-- Start AVAILABLE RECORDS --

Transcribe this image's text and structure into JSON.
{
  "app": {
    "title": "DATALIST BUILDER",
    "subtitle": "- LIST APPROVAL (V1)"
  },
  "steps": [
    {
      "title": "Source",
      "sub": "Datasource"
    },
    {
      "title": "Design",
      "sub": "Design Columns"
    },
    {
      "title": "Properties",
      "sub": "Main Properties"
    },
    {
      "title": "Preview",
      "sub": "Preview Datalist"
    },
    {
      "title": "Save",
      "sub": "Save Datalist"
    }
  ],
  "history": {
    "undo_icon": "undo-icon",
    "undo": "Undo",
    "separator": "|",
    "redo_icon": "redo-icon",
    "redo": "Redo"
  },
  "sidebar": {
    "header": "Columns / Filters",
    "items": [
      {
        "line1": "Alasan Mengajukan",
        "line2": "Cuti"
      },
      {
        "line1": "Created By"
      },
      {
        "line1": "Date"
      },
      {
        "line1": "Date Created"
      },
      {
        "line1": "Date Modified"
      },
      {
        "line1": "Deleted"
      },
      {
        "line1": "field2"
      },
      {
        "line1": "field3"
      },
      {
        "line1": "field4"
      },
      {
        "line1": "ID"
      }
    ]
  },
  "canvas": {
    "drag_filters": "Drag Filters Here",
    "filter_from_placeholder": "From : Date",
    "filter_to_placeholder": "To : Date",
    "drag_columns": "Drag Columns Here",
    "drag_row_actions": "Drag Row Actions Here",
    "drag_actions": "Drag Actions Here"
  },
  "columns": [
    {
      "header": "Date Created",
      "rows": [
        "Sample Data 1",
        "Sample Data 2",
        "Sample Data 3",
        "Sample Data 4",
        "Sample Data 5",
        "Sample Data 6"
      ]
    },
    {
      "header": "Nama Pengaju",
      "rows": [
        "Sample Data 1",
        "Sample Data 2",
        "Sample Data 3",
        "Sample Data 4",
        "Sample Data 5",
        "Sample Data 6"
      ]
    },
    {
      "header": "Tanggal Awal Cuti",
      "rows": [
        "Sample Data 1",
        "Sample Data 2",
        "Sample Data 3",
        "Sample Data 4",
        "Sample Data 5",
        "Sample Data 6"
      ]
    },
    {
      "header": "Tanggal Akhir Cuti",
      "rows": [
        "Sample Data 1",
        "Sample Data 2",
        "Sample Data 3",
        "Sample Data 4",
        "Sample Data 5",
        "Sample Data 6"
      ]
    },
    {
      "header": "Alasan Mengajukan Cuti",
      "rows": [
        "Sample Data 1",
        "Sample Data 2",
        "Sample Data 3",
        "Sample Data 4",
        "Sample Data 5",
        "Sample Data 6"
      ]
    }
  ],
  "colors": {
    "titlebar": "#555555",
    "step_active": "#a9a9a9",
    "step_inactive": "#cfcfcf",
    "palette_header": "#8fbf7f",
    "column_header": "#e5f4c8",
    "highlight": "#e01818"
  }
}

-- End AVAILABLE RECORDS --

**WRITTEN EXERCISE:** Search the records for the word "Actions", then list every line that has it.

**TASK RESULT:**
    "drag_row_actions": "Drag Row Actions Here",
    "drag_actions": "Drag Actions Here"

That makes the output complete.